> _YOUR TASK_
Write the records out again, precisely as they stand.

> _EXERCISE DATA_
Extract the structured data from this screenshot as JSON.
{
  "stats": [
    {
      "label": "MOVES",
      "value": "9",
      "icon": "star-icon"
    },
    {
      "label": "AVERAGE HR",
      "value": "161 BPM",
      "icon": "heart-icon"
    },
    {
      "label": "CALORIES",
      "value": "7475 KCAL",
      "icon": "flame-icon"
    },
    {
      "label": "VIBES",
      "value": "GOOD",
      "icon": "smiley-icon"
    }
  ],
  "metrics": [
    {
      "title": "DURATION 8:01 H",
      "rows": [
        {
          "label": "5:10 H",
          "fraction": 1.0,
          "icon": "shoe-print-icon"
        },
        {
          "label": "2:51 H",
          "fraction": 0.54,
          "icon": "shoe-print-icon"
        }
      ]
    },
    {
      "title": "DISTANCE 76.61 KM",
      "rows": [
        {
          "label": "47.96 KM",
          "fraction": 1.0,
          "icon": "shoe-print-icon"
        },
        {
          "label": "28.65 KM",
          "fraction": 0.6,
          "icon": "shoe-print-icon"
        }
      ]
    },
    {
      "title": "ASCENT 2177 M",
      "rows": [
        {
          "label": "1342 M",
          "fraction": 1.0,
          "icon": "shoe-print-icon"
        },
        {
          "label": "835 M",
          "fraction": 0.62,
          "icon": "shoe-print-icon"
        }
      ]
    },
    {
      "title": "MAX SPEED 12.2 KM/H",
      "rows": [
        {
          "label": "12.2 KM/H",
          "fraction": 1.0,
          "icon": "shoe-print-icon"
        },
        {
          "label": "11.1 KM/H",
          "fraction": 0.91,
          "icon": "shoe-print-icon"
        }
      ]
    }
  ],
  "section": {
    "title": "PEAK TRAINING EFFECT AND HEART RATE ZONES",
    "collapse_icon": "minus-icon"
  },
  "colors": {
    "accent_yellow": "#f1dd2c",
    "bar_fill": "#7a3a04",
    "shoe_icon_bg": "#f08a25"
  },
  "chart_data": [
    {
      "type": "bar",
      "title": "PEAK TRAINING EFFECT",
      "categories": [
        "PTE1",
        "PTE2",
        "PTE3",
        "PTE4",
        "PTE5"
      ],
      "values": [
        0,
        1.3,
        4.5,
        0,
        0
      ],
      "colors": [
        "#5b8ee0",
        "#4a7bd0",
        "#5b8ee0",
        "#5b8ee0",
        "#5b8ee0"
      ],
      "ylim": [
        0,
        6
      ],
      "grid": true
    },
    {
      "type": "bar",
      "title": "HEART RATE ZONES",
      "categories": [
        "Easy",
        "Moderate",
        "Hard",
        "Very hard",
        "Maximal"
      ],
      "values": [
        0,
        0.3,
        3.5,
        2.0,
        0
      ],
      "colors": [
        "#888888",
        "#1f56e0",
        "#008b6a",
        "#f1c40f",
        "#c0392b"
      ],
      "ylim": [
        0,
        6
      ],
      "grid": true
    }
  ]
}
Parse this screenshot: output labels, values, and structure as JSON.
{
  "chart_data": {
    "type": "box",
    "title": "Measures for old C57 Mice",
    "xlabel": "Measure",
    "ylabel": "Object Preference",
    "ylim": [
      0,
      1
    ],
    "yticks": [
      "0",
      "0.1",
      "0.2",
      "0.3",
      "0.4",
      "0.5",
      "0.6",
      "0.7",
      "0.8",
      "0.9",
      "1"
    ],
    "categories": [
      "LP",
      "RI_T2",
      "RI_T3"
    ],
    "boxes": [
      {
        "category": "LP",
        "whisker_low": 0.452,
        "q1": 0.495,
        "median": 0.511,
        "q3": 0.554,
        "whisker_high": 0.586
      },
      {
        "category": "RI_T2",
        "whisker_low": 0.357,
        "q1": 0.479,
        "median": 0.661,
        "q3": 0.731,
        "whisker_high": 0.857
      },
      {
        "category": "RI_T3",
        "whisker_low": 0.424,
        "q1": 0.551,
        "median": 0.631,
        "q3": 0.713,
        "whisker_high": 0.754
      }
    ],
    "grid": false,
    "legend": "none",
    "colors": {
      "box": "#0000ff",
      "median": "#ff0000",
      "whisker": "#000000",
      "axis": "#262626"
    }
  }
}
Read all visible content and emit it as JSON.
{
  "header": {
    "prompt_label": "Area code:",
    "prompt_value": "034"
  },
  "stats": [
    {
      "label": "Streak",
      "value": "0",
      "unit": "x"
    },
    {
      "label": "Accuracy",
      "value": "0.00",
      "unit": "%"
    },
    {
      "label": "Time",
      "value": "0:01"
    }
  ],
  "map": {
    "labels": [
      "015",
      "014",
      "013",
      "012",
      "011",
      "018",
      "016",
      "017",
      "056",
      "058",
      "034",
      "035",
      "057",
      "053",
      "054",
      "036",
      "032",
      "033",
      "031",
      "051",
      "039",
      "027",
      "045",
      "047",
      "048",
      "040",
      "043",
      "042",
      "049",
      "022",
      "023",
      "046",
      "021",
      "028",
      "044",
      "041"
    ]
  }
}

> _RESULT OF THIS EXERCISE_
Extract the structured data from this screenshot as JSON.
{
  "stats": [
    {
      "label": "MOVES",
      "value": "9",
      "icon": "star-icon"
    },
    {
      "label": "AVERAGE HR",
      "value": "161 BPM",
      "icon": "heart-icon"
    },
    {
      "label": "CALORIES",
      "value": "7475 KCAL",
      "icon": "flame-icon"
    },
    {
      "label": "VIBES",
      "value": "GOOD",
      "icon": "smiley-icon"
    }
  ],
  "metrics": [
    {
      "title": "DURATION 8:01 H",
      "rows": [
        {
          "label": "5:10 H",
          "fraction": 1.0,
          "icon": "shoe-print-icon"
        },
        {
          "label": "2:51 H",
          "fraction": 0.54,
          "icon": "shoe-print-icon"
        }
      ]
    },
    {
      "title": "DISTANCE 76.61 KM",
      "rows": [
        {
          "label": "47.96 KM",
          "fraction": 1.0,
          "icon": "shoe-print-icon"
        },
        {
          "label": "28.65 KM",
          "fraction": 0.6,
          "icon": "shoe-print-icon"
        }
      ]
    },
    {
      "title": "ASCENT 2177 M",
      "rows": [
        {
          "label": "1342 M",
          "fraction": 1.0,
          "icon": "shoe-print-icon"
        },
        {
          "label": "835 M",
          "fraction": 0.62,
          "icon": "shoe-print-icon"
        }
      ]
    },
    {
      "title": "MAX SPEED 12.2 KM/H",
      "rows": [
        {
          "label": "12.2 KM/H",
          "fraction": 1.0,
          "icon": "shoe-print-icon"
        },
        {
          "label": "11.1 KM/H",
          "fraction": 0.91,
          "icon": "shoe-print-icon"
        }
      ]
    }
  ],
  "section": {
    "title": "PEAK TRAINING EFFECT AND HEART RATE ZONES",
    "collapse_icon": "minus-icon"
  },
  "colors": {
    "accent_yellow": "#f1dd2c",
    "bar_fill": "#7a3a04",
    "shoe_icon_bg": "#f08a25"
  },
  "chart_data": [
    {
      "type": "bar",
      "title": "PEAK TRAINING EFFECT",
      "categories": [
        "PTE1",
        "PTE2",
        "PTE3",
        "PTE4",
        "PTE5"
      ],
      "values": [
        0,
        1.3,
        4.5,
        0,
        0
      ],
      "colors": [
        "#5b8ee0",
        "#4a7bd0",
        "#5b8ee0",
        "#5b8ee0",
        "#5b8ee0"
      ],
      "ylim": [
        0,
        6
      ],
      "grid": true
    },
    {
      "type": "bar",
      "title": "HEART RATE ZONES",
      "categories": [
        "Easy",
        "Moderate",
        "Hard",
        "Very hard",
        "Maximal"
      ],
      "values": [
        0,
        0.3,
        3.5,
        2.0,
        0
      ],
      "colors": [
        "#888888",
        "#1f56e0",
        "#008b6a",
        "#f1c40f",
        "#c0392b"
      ],
      "ylim": [
        0,
        6
      ],
      "grid": true
    }
  ]
}
Parse this screenshot: output labels, values, and structure as JSON.
{
  "chart_data": {
    "type": "box",
    "title": "Measures for old C57 Mice",
    "xlabel": "Measure",
    "ylabel": "Object Preference",
    "ylim": [
      0,
      1
    ],
    "yticks": [
      "0",
      "0.1",
      "0.2",
      "0.3",
      "0.4",
      "0.5",
      "0.6",
      "0.7",
      "0.8",
      "0.9",
      "1"
    ],
    "categories": [
      "LP",
      "RI_T2",
      "RI_T3"
    ],
    "boxes": [
      {
        "category": "LP",
        "whisker_low": 0.452,
        "q1": 0.495,
        "median": 0.511,
        "q3": 0.554,
        "whisker_high": 0.586
      },
      {
        "category": "RI_T2",
        "whisker_low": 0.357,
        "q1": 0.479,
        "median": 0.661,
        "q3": 0.731,
        "whisker_high": 0.857
      },
      {
        "category": "RI_T3",
        "whisker_low": 0.424,
        "q1": 0.551,
        "median": 0.631,
        "q3": 0.713,
        "whisker_high": 0.754
      }
    ],
    "grid": false,
    "legend": "none",
    "colors": {
      "box": "#0000ff",
      "median": "#ff0000",
      "whisker": "#000000",
      "axis": "#262626"
    }
  }
}
Read all visible content and emit it as JSON.
{
  "header": {
    "prompt_label": "Area code:",
    "prompt_value": "034"
  },
  "stats": [
    {
      "label": "Streak",
      "value": "0",
      "unit": "x"
    },
    {
      "label": "Accuracy",
      "value": "0.00",
      "unit": "%"
    },
    {
      "label": "Time",
      "value": "0:01"
    }
  ],
  "map": {
    "labels": [
      "015",
      "014",
      "013",
      "012",
      "011",
      "018",
      "016",
      "017",
      "056",
      "058",
      "034",
      "035",
      "057",
      "053",
      "054",
      "036",
      "032",
      "033",
      "031",
      "051",
      "039",
      "027",
      "045",
      "047",
      "048",
      "040",
      "043",
      "042",
      "049",
      "022",
      "023",
      "046",
      "021",
      "028",
      "044",
      "041"
    ]
  }
}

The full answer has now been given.